*WHAT THE TASK ASKS*.
Extract each line of the records below that contains the word "Sofia".

----- MATERIAL SUPPLIED -----

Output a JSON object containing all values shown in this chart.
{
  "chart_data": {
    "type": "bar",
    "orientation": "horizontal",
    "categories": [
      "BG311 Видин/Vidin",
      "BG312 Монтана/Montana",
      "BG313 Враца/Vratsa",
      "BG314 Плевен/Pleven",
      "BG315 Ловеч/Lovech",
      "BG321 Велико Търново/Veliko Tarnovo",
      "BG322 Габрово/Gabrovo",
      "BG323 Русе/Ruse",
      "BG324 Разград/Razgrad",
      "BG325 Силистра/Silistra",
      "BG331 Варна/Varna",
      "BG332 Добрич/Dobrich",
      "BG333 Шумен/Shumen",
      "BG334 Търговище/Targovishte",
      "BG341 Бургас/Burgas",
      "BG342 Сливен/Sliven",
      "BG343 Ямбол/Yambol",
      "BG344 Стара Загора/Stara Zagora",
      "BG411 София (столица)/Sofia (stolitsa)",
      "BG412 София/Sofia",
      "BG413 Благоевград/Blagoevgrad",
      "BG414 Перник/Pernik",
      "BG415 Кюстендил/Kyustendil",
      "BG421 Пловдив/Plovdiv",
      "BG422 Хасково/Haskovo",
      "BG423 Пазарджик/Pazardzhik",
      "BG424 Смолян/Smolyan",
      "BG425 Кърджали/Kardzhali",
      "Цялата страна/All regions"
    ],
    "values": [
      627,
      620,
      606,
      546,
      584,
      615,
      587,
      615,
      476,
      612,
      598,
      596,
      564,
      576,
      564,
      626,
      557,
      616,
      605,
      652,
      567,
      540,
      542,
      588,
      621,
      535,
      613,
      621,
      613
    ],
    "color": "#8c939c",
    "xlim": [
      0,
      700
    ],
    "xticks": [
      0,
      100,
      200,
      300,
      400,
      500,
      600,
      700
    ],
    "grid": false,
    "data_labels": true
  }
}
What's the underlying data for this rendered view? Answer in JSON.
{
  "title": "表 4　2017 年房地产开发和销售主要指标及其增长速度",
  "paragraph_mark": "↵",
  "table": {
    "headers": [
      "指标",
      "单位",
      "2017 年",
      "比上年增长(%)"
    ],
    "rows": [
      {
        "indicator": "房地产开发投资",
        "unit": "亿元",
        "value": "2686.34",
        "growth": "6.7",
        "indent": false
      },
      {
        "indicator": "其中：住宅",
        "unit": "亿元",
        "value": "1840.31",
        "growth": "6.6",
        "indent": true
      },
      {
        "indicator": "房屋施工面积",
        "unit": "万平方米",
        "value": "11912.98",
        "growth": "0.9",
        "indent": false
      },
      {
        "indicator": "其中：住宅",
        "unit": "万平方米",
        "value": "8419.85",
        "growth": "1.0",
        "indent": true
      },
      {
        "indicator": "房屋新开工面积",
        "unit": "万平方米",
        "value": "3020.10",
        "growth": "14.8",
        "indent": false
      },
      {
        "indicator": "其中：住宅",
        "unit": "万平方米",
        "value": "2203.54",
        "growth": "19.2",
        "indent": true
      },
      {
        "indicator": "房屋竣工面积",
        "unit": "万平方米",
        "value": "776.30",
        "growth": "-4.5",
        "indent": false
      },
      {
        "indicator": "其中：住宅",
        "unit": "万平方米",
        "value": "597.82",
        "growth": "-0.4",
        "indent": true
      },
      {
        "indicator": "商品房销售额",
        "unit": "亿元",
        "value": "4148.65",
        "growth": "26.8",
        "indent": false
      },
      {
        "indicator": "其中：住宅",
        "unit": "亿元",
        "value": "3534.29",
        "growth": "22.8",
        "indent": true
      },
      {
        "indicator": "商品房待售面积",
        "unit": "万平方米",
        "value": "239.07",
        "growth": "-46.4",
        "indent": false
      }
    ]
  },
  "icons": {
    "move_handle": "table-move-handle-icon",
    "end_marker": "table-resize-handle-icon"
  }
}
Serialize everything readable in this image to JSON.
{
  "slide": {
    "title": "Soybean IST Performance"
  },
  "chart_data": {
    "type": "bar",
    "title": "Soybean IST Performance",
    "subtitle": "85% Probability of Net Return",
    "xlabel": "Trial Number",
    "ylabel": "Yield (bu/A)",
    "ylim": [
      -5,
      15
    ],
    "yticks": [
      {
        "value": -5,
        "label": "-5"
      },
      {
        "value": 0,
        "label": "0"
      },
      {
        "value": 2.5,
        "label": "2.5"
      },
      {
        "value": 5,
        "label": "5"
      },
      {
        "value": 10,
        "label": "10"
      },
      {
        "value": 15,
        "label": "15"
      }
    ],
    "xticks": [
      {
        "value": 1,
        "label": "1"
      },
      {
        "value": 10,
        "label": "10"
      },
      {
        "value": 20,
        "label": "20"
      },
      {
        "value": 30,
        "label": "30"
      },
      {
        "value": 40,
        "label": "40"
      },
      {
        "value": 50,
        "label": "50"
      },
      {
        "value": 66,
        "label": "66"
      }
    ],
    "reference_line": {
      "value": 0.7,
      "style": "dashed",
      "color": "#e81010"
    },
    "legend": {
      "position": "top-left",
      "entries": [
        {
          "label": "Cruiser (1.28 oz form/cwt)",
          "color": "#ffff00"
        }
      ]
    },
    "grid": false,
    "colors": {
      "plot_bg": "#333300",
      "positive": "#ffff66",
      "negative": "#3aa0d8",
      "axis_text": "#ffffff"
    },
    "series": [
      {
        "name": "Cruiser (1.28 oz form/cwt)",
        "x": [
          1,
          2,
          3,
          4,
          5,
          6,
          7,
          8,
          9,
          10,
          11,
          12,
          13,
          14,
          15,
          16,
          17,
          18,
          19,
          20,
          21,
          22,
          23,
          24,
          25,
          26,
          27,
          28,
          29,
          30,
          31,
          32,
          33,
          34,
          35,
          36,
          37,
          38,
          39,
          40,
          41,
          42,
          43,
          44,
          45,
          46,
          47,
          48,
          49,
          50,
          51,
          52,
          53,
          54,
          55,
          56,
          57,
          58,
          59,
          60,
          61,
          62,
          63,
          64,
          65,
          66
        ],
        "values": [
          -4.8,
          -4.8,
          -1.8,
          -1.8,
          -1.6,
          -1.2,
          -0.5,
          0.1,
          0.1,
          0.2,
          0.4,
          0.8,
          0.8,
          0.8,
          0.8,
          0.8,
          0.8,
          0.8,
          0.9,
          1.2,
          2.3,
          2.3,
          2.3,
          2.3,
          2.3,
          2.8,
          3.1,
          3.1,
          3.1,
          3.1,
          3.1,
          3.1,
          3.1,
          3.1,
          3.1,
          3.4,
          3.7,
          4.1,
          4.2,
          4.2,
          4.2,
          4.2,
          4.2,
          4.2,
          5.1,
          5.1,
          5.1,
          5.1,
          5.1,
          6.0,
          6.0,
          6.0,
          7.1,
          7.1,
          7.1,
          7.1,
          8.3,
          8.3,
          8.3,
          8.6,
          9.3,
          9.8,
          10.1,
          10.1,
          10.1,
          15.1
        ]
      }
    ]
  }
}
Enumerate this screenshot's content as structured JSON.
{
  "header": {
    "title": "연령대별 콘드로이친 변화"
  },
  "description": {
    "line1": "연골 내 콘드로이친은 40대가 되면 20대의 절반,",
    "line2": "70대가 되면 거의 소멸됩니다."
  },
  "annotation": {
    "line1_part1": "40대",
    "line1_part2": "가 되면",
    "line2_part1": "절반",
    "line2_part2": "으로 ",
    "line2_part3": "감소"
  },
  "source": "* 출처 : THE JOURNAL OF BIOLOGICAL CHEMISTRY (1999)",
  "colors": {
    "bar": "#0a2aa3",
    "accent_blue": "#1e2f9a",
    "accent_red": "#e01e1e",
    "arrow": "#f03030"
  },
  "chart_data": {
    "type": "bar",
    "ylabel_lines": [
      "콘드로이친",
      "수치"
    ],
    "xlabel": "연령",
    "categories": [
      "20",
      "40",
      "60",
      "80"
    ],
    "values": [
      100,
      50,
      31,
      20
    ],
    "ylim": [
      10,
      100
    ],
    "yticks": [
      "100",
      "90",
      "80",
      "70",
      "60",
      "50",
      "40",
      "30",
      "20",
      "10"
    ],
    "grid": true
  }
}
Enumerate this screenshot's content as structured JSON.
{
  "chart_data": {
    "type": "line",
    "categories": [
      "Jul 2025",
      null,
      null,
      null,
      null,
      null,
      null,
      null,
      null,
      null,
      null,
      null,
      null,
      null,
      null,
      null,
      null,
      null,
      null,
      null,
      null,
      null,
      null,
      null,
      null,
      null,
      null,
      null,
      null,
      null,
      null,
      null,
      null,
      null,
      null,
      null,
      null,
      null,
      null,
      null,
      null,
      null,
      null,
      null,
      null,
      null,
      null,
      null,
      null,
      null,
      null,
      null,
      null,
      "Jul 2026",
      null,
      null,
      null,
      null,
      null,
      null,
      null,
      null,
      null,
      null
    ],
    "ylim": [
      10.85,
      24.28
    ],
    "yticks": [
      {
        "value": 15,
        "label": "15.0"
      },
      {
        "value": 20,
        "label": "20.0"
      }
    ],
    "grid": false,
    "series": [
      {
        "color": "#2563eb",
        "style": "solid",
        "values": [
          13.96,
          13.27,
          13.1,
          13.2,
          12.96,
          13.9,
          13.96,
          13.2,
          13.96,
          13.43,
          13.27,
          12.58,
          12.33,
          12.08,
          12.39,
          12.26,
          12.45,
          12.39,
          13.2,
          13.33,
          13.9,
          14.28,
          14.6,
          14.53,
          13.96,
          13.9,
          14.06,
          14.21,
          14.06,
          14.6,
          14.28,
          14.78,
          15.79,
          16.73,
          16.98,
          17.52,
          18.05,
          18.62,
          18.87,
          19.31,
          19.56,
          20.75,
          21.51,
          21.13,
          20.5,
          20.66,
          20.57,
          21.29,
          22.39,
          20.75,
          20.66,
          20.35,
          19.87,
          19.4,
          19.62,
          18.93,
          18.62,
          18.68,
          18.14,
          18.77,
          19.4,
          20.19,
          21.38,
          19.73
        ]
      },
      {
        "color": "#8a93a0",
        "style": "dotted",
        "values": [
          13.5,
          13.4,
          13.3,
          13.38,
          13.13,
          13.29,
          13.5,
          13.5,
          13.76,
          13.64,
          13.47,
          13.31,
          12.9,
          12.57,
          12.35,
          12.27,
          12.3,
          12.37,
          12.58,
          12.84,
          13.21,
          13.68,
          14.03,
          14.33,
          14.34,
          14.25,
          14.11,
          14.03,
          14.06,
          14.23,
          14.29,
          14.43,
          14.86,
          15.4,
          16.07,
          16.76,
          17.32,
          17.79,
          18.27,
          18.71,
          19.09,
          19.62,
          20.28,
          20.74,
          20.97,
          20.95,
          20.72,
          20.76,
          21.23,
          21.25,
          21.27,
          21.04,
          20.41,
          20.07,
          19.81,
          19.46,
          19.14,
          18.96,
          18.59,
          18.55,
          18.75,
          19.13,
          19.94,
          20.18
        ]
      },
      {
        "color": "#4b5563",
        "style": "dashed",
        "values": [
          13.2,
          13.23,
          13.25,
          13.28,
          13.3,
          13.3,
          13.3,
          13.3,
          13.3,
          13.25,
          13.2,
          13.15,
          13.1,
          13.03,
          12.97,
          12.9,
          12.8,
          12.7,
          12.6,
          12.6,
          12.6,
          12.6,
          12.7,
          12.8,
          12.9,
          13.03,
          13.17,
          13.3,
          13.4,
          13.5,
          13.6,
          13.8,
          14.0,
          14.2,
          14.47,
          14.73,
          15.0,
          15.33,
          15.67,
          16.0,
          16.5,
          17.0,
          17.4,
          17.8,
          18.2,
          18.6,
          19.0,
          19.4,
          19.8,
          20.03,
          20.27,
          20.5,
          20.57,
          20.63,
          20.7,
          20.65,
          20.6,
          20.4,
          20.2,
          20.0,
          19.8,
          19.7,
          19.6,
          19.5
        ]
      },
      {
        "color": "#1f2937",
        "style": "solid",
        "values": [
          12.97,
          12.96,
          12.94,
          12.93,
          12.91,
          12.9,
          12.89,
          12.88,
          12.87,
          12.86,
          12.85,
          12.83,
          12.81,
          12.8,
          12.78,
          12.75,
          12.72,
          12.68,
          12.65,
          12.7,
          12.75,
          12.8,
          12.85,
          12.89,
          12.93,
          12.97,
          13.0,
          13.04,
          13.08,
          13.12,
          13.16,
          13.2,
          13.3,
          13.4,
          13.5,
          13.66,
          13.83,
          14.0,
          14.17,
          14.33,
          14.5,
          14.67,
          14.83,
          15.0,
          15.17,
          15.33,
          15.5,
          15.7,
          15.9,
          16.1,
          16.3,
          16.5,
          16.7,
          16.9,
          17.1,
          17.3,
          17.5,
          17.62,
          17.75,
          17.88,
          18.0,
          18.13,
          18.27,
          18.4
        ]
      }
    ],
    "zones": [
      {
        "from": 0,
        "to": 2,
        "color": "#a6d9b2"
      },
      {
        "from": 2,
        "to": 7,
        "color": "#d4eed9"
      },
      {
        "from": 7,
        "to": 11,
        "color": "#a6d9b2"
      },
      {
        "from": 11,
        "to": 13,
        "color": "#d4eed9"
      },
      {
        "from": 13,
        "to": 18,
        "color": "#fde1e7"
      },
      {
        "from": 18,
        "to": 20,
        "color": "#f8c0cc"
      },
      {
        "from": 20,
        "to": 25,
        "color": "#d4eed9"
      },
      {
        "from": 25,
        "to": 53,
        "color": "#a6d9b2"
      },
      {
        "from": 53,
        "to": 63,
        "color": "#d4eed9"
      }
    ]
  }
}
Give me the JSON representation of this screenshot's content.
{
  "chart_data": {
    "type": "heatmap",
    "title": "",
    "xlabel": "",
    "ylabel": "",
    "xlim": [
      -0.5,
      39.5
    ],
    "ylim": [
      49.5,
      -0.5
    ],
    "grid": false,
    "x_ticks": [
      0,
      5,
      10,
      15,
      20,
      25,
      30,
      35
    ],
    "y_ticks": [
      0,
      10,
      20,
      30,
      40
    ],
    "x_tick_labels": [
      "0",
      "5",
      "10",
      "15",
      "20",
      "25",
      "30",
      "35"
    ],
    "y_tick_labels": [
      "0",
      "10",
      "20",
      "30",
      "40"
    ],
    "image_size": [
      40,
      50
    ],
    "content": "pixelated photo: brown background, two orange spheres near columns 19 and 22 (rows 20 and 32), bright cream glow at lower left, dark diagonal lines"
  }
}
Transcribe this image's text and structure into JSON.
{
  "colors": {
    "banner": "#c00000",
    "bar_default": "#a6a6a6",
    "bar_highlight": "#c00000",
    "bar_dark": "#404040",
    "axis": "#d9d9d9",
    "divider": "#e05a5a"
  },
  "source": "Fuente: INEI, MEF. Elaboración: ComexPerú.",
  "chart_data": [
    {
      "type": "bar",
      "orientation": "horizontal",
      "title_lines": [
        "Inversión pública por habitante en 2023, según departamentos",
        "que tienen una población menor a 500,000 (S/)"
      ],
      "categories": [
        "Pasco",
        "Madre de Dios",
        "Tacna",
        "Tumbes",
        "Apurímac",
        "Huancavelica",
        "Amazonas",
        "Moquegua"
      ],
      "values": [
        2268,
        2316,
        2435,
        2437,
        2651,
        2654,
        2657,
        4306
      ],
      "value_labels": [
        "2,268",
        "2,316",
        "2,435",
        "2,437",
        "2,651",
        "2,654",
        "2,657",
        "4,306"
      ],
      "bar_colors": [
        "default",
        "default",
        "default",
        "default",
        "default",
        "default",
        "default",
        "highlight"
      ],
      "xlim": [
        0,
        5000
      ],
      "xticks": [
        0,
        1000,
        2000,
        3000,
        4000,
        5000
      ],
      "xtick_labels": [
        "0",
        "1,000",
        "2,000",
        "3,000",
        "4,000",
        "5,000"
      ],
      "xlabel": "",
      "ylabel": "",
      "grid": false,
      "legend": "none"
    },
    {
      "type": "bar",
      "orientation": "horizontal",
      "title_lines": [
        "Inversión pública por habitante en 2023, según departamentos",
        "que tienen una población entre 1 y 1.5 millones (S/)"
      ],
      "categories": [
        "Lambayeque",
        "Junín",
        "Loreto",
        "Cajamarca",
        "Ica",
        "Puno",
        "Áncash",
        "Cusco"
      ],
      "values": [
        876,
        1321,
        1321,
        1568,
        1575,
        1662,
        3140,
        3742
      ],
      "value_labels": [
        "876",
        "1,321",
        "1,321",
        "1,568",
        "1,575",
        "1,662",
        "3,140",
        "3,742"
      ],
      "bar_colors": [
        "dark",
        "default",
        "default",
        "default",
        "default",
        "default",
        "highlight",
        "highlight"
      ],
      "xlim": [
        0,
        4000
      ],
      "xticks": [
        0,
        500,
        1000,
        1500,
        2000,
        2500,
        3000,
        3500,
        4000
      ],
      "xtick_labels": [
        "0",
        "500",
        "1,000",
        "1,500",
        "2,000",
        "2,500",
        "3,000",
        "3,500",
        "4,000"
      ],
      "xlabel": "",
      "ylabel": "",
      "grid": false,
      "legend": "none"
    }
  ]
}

-----

*EXERCISE RESULT*.
      "BG411 София (столица)/Sofia (stolitsa)",
      "BG412 София/Sofia",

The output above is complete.